-- Exercise instructions --
Check each line below for the word "ffffff", and copy those that have it.
◆ ◆ ◆
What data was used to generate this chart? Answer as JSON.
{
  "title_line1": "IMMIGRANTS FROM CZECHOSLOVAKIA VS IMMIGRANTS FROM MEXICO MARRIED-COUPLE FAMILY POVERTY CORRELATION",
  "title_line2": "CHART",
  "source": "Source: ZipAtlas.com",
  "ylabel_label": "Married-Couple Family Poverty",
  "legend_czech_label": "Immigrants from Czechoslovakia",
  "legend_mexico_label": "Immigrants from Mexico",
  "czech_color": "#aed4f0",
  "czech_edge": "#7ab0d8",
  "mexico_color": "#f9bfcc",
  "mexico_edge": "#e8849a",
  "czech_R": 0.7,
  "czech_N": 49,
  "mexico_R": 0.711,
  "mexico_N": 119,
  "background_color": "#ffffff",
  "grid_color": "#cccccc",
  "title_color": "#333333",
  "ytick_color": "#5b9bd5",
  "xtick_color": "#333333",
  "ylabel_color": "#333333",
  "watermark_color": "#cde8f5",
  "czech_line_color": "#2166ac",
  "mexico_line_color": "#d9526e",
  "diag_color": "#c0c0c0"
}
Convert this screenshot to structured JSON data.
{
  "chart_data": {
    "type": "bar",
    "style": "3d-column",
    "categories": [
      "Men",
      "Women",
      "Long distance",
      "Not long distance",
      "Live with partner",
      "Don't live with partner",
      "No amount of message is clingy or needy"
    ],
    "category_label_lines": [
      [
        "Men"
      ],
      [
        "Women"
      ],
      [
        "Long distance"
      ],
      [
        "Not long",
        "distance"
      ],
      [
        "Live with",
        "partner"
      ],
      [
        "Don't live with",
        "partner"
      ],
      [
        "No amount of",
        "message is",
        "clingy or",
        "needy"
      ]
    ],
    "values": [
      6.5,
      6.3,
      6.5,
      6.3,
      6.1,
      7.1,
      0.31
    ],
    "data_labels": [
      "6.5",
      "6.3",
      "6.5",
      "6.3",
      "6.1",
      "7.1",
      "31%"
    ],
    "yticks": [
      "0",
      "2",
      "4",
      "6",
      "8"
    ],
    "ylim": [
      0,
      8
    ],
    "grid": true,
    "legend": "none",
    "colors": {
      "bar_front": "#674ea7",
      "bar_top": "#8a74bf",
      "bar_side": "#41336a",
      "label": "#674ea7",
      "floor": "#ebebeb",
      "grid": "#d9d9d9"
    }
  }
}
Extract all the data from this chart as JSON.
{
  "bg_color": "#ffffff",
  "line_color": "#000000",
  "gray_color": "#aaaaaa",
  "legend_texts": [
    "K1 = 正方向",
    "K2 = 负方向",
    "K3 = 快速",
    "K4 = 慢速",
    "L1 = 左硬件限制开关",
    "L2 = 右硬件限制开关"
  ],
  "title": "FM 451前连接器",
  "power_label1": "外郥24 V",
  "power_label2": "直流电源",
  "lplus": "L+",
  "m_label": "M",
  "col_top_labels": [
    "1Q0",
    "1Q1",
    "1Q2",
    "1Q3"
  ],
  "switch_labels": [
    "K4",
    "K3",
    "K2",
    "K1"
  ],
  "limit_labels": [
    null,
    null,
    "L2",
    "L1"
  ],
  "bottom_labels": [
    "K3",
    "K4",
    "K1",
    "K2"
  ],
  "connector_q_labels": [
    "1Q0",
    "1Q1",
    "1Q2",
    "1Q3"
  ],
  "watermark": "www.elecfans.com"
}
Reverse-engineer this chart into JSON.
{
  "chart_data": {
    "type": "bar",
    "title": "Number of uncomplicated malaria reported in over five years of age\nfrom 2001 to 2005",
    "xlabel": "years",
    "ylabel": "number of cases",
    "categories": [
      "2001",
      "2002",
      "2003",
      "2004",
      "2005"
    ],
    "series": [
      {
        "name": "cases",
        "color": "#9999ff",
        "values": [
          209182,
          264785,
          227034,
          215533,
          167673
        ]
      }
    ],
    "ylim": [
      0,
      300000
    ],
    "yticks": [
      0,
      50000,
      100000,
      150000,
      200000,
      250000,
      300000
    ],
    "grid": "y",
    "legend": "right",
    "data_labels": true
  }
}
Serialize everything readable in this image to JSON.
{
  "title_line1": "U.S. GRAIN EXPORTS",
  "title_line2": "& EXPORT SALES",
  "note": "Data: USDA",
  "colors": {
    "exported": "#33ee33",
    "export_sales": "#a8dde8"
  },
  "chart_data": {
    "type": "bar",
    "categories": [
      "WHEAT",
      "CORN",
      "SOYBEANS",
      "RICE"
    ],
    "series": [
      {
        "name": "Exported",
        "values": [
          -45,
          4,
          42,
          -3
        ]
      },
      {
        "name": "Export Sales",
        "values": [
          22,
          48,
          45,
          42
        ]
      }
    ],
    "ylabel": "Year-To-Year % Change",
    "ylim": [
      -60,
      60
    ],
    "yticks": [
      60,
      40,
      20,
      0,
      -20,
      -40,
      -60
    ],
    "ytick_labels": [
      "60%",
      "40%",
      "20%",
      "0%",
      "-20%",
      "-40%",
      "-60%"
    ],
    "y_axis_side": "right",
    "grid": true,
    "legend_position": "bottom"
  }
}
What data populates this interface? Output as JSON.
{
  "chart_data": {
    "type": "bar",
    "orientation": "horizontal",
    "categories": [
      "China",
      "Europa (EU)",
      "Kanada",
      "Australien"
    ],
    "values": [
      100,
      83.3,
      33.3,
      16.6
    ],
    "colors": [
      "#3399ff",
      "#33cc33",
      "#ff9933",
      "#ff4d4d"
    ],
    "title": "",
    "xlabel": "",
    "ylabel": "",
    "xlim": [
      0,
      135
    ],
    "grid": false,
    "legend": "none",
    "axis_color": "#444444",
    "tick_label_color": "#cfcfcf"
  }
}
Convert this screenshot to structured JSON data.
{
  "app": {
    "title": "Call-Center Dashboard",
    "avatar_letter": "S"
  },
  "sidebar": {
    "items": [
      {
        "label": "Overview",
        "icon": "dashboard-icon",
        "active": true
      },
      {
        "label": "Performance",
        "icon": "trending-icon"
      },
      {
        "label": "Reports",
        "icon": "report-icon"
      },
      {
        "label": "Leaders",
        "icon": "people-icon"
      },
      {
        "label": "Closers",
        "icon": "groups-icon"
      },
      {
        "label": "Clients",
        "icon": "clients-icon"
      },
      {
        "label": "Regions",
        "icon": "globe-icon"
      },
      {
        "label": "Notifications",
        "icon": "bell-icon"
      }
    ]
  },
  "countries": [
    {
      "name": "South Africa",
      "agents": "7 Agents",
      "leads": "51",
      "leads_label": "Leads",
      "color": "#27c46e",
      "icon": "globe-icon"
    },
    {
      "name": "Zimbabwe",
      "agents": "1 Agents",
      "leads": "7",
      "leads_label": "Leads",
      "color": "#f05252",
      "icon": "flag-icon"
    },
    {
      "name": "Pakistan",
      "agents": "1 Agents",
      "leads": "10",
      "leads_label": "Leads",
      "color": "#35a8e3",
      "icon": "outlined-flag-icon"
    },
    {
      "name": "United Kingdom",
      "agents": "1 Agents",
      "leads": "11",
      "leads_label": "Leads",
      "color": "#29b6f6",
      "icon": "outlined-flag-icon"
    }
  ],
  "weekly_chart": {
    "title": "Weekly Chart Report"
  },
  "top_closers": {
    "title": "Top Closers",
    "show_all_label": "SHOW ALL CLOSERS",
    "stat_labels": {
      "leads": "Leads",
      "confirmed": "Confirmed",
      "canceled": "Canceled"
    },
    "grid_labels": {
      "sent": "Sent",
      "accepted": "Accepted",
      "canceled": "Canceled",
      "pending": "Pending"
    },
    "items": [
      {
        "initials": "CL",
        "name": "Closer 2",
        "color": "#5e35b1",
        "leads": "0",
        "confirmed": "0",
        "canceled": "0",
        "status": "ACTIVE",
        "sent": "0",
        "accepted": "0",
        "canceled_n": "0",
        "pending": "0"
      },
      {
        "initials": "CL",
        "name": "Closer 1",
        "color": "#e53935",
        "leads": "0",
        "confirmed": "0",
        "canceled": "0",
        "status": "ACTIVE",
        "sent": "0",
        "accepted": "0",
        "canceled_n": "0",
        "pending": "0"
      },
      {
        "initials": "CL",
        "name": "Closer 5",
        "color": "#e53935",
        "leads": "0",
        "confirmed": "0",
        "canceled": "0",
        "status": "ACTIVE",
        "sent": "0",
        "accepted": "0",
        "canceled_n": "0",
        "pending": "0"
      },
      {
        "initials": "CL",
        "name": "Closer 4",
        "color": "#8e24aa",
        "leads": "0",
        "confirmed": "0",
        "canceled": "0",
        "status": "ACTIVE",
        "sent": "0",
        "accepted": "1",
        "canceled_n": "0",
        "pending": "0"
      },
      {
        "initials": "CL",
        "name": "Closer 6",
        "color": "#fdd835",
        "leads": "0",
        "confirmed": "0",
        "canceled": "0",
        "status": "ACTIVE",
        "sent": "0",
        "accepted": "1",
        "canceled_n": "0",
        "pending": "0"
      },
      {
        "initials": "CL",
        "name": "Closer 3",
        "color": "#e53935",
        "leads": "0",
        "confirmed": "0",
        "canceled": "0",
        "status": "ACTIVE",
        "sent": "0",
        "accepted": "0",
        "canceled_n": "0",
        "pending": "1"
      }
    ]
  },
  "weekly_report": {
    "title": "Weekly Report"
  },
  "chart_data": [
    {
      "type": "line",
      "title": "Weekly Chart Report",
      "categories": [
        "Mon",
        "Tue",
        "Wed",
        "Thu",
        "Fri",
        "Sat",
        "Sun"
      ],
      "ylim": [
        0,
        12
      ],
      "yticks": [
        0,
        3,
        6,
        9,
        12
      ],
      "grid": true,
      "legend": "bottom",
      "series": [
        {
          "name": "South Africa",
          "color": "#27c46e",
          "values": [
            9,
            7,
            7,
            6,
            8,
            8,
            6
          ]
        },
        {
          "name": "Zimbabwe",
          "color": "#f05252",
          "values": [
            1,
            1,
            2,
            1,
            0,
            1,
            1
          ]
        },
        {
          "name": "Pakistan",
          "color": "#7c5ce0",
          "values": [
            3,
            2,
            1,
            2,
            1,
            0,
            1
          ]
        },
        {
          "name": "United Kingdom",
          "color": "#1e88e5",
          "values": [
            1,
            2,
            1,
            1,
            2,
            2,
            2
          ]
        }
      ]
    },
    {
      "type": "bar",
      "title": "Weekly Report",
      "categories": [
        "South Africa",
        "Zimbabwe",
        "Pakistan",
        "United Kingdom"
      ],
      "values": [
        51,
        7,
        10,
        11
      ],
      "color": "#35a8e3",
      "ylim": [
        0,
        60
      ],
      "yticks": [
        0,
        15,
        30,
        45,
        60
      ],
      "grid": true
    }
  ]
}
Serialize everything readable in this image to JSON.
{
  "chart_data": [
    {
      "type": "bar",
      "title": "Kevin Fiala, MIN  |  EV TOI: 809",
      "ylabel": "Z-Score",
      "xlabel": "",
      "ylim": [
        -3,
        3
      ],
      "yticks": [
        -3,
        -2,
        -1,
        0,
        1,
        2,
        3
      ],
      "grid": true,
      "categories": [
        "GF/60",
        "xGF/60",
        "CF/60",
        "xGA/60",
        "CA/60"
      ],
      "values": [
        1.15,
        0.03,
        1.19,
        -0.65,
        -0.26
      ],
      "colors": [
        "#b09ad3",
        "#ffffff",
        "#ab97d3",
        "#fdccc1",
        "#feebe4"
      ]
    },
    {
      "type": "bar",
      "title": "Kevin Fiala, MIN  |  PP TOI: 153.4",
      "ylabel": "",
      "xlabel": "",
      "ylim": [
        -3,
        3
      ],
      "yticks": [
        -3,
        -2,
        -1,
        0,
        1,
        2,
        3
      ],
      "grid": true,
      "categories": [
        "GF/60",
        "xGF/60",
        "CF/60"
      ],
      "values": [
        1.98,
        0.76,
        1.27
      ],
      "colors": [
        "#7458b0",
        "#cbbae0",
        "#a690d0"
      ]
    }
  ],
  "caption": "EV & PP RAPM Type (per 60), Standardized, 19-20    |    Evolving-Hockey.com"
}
◆ ◆ ◆
-- Response --
  "background_color": "#ffffff",
  "bg_color": "#ffffff",
        "#ffffff",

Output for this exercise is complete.